• **WHAT YOU WILL DO**
Will you extract the entries word for word? Images should not appear in the copy.

• **RECORDS FOR THIS TASK**

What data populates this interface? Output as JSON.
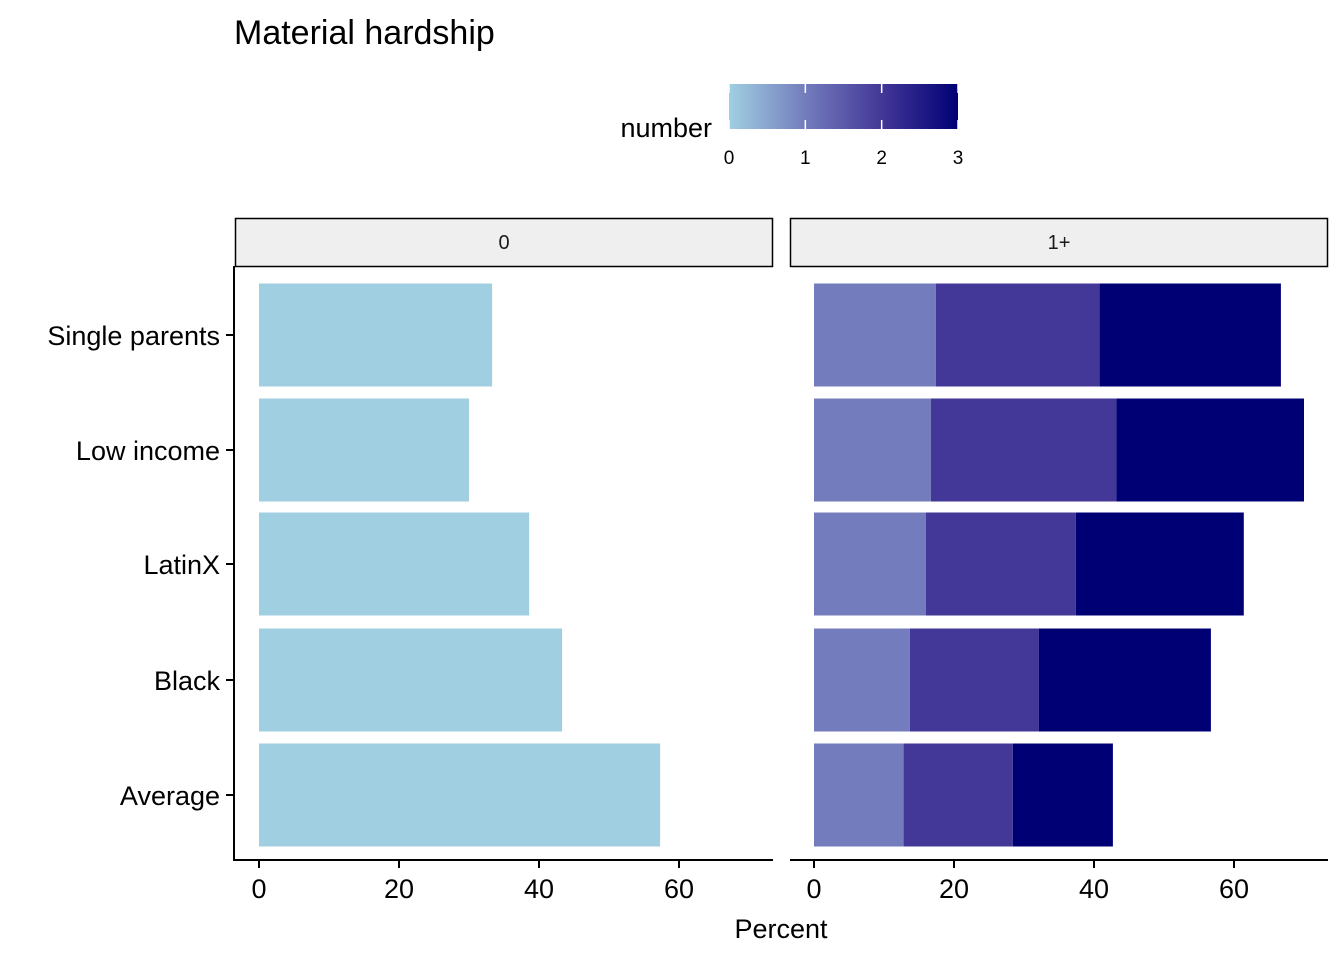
{
  "chart_data": {
    "type": "bar",
    "orientation": "horizontal",
    "stacked": true,
    "title": "Material hardship",
    "xlabel": "Percent",
    "ylabel": "",
    "xlim": [
      0,
      73
    ],
    "xticks": [
      0,
      20,
      40,
      60
    ],
    "categories": [
      "Single parents",
      "Low income",
      "LatinX",
      "Black",
      "Average"
    ],
    "legend": {
      "title": "number",
      "position": "top",
      "type": "colorbar",
      "range": [
        0,
        3
      ],
      "ticks": [
        0,
        1,
        2,
        3
      ],
      "colors": [
        "#a0cfe1",
        "#737cbc",
        "#433797",
        "#000075"
      ]
    },
    "facets": [
      {
        "label": "0",
        "series": [
          {
            "number": 0,
            "color": "#a0cfe1",
            "values": [
              33.3,
              30.0,
              38.6,
              43.3,
              57.3
            ]
          }
        ]
      },
      {
        "label": "1+",
        "series": [
          {
            "number": 1,
            "color": "#737cbc",
            "values": [
              17.4,
              16.7,
              16.0,
              13.7,
              12.8
            ]
          },
          {
            "number": 2,
            "color": "#433797",
            "values": [
              23.4,
              26.5,
              21.4,
              18.4,
              15.6
            ]
          },
          {
            "number": 3,
            "color": "#000075",
            "values": [
              25.9,
              26.8,
              24.0,
              24.6,
              14.3
            ]
          }
        ]
      }
    ]
  }
}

• **THE ANSWER**
What data populates this interface? Output as JSON.
{
  "chart_data": {
    "type": "bar",
    "orientation": "horizontal",
    "stacked": true,
    "title": "Material hardship",
    "xlabel": "Percent",
    "ylabel": "",
    "xlim": [
      0,
      73
    ],
    "xticks": [
      0,
      20,
      40,
      60
    ],
    "categories": [
      "Single parents",
      "Low income",
      "LatinX",
      "Black",
      "Average"
    ],
    "legend": {
      "title": "number",
      "position": "top",
      "type": "colorbar",
      "range": [
        0,
        3
      ],
      "ticks": [
        0,
        1,
        2,
        3
      ],
      "colors": [
        "#a0cfe1",
        "#737cbc",
        "#433797",
        "#000075"
      ]
    },
    "facets": [
      {
        "label": "0",
        "series": [
          {
            "number": 0,
            "color": "#a0cfe1",
            "values": [
              33.3,
              30.0,
              38.6,
              43.3,
              57.3
            ]
          }
        ]
      },
      {
        "label": "1+",
        "series": [
          {
            "number": 1,
            "color": "#737cbc",
            "values": [
              17.4,
              16.7,
              16.0,
              13.7,
              12.8
            ]
          },
          {
            "number": 2,
            "color": "#433797",
            "values": [
              23.4,
              26.5,
              21.4,
              18.4,
              15.6
            ]
          },
          {
            "number": 3,
            "color": "#000075",
            "values": [
              25.9,
              26.8,
              24.0,
              24.6,
              14.3
            ]
          }
        ]
      }
    ]
  }
}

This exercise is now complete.